> _Directions_
Reproduce the data below word for word, from its first line through the line containing "left process strip: SETTLEMENT", with both ends included.

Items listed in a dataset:
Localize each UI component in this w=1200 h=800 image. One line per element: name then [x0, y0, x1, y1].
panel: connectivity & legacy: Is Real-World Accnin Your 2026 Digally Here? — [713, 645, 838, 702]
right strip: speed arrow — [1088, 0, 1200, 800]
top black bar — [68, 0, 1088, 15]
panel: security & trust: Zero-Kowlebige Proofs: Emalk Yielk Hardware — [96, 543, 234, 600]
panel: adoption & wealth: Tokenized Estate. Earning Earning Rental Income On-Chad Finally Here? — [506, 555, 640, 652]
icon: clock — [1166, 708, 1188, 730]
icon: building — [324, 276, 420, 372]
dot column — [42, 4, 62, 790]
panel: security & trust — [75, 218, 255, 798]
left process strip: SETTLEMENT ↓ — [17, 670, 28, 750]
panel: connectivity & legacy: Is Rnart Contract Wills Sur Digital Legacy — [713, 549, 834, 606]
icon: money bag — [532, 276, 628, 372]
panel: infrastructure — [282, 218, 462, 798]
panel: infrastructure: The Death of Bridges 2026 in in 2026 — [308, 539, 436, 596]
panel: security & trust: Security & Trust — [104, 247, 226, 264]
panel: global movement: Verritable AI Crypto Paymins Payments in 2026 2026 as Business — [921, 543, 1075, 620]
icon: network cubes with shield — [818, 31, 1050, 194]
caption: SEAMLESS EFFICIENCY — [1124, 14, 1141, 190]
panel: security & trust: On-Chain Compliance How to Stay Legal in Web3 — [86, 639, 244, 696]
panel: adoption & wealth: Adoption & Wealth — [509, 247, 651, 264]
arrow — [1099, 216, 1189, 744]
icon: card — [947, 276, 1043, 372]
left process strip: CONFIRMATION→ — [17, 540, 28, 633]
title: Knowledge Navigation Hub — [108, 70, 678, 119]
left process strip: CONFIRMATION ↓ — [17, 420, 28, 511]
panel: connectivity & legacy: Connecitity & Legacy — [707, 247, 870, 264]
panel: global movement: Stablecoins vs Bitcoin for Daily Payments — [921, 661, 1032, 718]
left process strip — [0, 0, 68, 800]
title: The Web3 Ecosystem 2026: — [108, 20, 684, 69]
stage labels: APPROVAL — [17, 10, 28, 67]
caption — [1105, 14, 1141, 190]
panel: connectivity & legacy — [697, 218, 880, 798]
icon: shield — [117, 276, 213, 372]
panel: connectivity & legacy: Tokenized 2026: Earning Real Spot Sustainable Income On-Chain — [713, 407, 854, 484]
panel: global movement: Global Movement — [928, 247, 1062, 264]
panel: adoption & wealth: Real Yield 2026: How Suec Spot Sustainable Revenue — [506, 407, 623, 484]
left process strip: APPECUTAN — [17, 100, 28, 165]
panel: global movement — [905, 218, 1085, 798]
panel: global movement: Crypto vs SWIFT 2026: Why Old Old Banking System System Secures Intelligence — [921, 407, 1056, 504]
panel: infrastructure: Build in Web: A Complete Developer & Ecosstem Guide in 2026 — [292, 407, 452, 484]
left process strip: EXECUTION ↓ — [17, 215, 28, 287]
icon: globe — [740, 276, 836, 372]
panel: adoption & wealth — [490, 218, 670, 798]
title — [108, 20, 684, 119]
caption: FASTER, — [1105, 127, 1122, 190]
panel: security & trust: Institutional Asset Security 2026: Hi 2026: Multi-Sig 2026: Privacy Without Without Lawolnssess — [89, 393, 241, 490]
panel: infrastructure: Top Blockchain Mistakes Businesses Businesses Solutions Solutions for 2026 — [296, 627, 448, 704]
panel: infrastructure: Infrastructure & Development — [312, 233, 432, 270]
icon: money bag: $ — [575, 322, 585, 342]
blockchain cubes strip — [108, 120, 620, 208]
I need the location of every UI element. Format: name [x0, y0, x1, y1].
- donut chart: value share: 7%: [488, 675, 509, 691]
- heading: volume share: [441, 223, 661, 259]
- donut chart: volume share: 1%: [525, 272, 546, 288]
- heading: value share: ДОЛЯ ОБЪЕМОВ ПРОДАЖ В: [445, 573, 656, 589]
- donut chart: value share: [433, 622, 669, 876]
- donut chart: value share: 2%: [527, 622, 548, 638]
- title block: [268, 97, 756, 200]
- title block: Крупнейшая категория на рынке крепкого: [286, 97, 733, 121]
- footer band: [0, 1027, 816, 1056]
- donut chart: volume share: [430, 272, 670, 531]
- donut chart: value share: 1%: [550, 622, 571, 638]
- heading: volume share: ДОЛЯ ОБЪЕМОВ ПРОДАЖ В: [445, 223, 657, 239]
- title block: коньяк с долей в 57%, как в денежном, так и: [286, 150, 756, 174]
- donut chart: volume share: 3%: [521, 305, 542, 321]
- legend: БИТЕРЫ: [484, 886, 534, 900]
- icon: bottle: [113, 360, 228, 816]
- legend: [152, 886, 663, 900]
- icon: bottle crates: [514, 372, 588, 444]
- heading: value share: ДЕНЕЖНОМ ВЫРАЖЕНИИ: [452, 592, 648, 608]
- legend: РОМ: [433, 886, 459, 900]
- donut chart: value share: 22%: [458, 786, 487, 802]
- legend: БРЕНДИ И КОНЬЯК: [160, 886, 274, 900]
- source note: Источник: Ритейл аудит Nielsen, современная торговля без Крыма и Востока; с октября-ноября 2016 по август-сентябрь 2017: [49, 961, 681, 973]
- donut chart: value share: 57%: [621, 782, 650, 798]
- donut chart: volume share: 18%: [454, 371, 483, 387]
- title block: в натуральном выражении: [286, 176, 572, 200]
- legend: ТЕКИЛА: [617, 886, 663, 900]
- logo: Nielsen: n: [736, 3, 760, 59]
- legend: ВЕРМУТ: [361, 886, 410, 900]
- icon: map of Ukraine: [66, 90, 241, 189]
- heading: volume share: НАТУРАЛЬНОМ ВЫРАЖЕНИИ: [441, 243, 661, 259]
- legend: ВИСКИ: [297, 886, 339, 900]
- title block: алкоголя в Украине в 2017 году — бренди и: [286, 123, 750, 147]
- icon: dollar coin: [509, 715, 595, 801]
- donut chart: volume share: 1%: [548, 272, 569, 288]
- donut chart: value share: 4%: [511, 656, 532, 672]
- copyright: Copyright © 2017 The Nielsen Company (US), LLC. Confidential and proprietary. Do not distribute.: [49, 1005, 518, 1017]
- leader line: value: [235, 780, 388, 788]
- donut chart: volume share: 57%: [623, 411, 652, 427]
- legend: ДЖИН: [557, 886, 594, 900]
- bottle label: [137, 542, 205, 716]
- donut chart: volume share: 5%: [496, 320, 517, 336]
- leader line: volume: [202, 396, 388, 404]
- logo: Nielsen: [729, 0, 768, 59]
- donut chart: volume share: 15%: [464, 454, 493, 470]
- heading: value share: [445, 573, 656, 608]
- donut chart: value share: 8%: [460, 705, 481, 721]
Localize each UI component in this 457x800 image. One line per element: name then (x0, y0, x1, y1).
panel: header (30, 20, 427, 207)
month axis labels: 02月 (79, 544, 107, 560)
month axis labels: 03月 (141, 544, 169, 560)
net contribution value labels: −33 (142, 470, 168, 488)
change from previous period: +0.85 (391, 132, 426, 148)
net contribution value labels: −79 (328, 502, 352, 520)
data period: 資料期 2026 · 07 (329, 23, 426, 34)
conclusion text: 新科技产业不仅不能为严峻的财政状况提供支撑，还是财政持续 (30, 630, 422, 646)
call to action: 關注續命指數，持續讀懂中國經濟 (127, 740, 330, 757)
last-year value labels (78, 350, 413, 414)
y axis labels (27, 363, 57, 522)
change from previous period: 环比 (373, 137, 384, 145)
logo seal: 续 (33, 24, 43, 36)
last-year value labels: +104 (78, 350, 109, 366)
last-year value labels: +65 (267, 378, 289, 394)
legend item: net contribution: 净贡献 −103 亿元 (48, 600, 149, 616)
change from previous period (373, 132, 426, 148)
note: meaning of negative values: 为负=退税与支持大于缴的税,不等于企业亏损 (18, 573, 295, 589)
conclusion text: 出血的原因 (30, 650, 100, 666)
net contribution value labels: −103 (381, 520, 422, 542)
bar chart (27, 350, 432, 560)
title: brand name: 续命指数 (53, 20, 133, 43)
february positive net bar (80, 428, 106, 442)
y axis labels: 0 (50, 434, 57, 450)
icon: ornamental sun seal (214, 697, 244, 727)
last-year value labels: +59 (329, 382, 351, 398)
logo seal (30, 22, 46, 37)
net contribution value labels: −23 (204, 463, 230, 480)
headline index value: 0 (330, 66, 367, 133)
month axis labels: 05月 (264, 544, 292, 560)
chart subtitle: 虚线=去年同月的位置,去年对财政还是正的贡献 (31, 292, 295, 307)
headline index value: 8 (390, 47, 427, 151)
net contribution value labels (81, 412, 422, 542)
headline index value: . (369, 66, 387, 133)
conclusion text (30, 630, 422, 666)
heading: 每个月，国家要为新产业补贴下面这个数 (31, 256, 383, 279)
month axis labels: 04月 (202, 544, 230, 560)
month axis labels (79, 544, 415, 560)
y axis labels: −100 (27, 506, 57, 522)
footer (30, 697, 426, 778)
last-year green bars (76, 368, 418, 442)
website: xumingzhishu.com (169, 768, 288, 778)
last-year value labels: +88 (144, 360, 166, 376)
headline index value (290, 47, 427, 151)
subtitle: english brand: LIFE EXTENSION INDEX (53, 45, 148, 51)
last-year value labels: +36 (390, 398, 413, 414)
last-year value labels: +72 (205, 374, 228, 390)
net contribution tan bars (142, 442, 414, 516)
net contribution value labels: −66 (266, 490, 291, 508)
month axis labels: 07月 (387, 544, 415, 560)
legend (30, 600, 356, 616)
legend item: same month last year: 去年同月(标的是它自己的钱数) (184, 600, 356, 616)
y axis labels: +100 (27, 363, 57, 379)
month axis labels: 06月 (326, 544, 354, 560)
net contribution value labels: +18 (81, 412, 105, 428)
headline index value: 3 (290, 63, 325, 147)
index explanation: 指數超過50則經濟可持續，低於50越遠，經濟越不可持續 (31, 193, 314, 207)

> _Complete answer_
Localize each UI component in this w=1200 h=800 image. One line per element: name then [x0, y0, x1, y1].
panel: connectivity & legacy: Is Real-World Accnin Your 2026 Digally Here? — [713, 645, 838, 702]
right strip: speed arrow — [1088, 0, 1200, 800]
top black bar — [68, 0, 1088, 15]
panel: security & trust: Zero-Kowlebige Proofs: Emalk Yielk Hardware — [96, 543, 234, 600]
panel: adoption & wealth: Tokenized Estate. Earning Earning Rental Income On-Chad Finally Here? — [506, 555, 640, 652]
icon: clock — [1166, 708, 1188, 730]
icon: building — [324, 276, 420, 372]
dot column — [42, 4, 62, 790]
panel: security & trust — [75, 218, 255, 798]
left process strip: SETTLEMENT ↓ — [17, 670, 28, 750]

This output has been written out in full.